## Problem statement
Show each line of the data below that has the string "поступления" in it.

## Available data
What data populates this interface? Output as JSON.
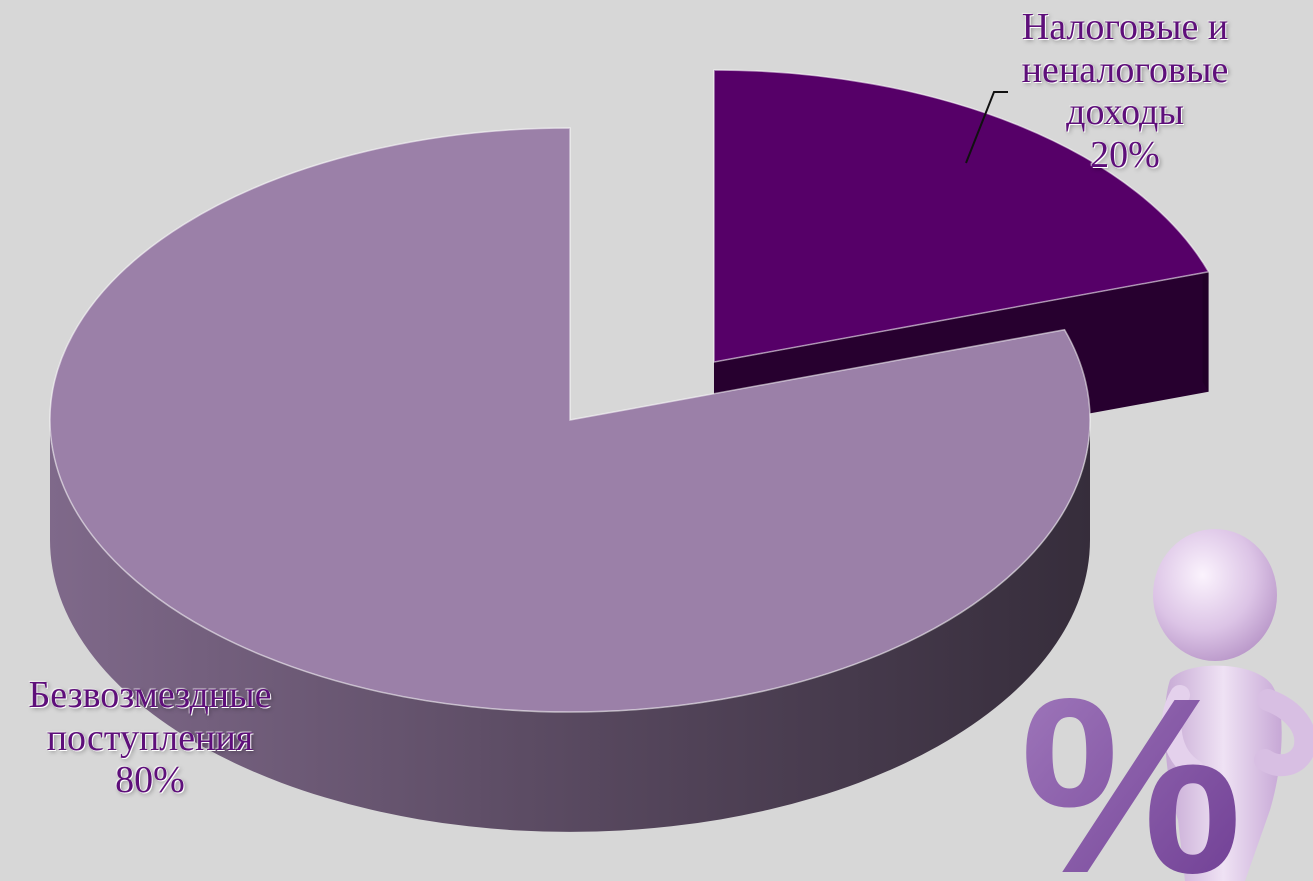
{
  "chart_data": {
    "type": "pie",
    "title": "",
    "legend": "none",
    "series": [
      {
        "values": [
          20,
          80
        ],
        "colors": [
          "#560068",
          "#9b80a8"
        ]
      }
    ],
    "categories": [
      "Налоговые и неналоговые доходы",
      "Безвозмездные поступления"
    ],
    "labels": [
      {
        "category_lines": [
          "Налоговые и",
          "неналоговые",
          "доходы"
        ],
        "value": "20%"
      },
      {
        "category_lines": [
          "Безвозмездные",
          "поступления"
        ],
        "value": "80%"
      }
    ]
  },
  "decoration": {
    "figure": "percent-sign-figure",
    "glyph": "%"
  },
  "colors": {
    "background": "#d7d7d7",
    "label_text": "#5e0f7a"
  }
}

==

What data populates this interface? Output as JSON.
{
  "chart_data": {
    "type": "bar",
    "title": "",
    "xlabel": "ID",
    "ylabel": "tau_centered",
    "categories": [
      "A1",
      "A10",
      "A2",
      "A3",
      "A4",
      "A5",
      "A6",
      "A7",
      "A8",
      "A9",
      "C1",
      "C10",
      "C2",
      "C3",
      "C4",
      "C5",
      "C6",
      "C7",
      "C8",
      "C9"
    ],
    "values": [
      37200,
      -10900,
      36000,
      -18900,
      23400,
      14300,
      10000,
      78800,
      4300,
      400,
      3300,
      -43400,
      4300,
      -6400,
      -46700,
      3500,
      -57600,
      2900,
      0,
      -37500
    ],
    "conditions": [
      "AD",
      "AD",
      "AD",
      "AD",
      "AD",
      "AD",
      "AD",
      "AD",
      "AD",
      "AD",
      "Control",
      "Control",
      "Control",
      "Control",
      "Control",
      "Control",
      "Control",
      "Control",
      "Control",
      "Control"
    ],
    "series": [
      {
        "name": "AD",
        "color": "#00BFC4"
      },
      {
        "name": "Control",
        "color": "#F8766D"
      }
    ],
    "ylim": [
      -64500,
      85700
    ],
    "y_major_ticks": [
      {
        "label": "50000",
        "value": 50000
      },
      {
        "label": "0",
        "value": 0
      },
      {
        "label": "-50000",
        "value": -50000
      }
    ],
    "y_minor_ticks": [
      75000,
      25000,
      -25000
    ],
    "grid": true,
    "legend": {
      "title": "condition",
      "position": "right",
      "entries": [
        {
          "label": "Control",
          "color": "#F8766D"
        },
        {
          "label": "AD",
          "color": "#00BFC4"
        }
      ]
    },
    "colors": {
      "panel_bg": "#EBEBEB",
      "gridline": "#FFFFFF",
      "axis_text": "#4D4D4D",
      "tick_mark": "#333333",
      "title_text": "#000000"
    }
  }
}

## Expected answer
      "Безвозмездные поступления"
          "поступления"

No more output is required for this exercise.